(Records from a collection of figures)
▬▬▬▬▬▬▬▬▬▬

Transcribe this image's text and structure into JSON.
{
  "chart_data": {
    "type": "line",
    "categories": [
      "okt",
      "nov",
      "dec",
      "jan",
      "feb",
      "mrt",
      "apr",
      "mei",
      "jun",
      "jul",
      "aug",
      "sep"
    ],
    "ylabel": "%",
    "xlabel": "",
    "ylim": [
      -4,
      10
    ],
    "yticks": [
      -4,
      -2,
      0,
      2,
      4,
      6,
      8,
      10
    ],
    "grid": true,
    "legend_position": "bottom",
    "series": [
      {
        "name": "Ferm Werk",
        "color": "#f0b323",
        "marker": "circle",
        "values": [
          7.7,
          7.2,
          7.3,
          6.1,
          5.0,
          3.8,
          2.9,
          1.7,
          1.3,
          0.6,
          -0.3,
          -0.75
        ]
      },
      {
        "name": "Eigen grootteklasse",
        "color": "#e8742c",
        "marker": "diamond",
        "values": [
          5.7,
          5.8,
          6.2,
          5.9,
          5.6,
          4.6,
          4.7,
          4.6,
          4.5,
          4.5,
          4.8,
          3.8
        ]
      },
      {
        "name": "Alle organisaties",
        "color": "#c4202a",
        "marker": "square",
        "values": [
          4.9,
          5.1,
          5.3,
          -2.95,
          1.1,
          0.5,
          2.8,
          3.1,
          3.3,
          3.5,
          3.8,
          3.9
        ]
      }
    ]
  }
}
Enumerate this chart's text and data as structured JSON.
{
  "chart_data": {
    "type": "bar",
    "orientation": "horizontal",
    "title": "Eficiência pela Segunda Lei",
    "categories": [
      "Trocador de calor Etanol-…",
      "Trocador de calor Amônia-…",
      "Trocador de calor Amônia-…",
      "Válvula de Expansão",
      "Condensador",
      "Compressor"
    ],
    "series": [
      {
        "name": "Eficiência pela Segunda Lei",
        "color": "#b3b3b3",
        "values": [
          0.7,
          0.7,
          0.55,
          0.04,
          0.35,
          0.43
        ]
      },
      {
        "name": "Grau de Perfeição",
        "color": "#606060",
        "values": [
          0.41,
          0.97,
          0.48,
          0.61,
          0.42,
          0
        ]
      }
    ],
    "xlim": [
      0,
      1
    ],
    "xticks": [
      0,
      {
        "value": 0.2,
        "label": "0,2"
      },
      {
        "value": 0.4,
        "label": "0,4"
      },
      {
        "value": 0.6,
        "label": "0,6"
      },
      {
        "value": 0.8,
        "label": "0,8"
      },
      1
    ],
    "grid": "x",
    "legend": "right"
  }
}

▬▬▬▬▬▬▬▬▬▬

Return every record above exactly as it appears.

Transcribe this image's text and structure into JSON.
{
  "chart_data": {
    "type": "line",
    "categories": [
      "okt",
      "nov",
      "dec",
      "jan",
      "feb",
      "mrt",
      "apr",
      "mei",
      "jun",
      "jul",
      "aug",
      "sep"
    ],
    "ylabel": "%",
    "xlabel": "",
    "ylim": [
      -4,
      10
    ],
    "yticks": [
      -4,
      -2,
      0,
      2,
      4,
      6,
      8,
      10
    ],
    "grid": true,
    "legend_position": "bottom",
    "series": [
      {
        "name": "Ferm Werk",
        "color": "#f0b323",
        "marker": "circle",
        "values": [
          7.7,
          7.2,
          7.3,
          6.1,
          5.0,
          3.8,
          2.9,
          1.7,
          1.3,
          0.6,
          -0.3,
          -0.75
        ]
      },
      {
        "name": "Eigen grootteklasse",
        "color": "#e8742c",
        "marker": "diamond",
        "values": [
          5.7,
          5.8,
          6.2,
          5.9,
          5.6,
          4.6,
          4.7,
          4.6,
          4.5,
          4.5,
          4.8,
          3.8
        ]
      },
      {
        "name": "Alle organisaties",
        "color": "#c4202a",
        "marker": "square",
        "values": [
          4.9,
          5.1,
          5.3,
          -2.95,
          1.1,
          0.5,
          2.8,
          3.1,
          3.3,
          3.5,
          3.8,
          3.9
        ]
      }
    ]
  }
}
Enumerate this chart's text and data as structured JSON.
{
  "chart_data": {
    "type": "bar",
    "orientation": "horizontal",
    "title": "Eficiência pela Segunda Lei",
    "categories": [
      "Trocador de calor Etanol-…",
      "Trocador de calor Amônia-…",
      "Trocador de calor Amônia-…",
      "Válvula de Expansão",
      "Condensador",
      "Compressor"
    ],
    "series": [
      {
        "name": "Eficiência pela Segunda Lei",
        "color": "#b3b3b3",
        "values": [
          0.7,
          0.7,
          0.55,
          0.04,
          0.35,
          0.43
        ]
      },
      {
        "name": "Grau de Perfeição",
        "color": "#606060",
        "values": [
          0.41,
          0.97,
          0.48,
          0.61,
          0.42,
          0
        ]
      }
    ],
    "xlim": [
      0,
      1
    ],
    "xticks": [
      0,
      {
        "value": 0.2,
        "label": "0,2"
      },
      {
        "value": 0.4,
        "label": "0,4"
      },
      {
        "value": 0.6,
        "label": "0,6"
      },
      {
        "value": 0.8,
        "label": "0,8"
      },
      1
    ],
    "grid": "x",
    "legend": "right"
  }
}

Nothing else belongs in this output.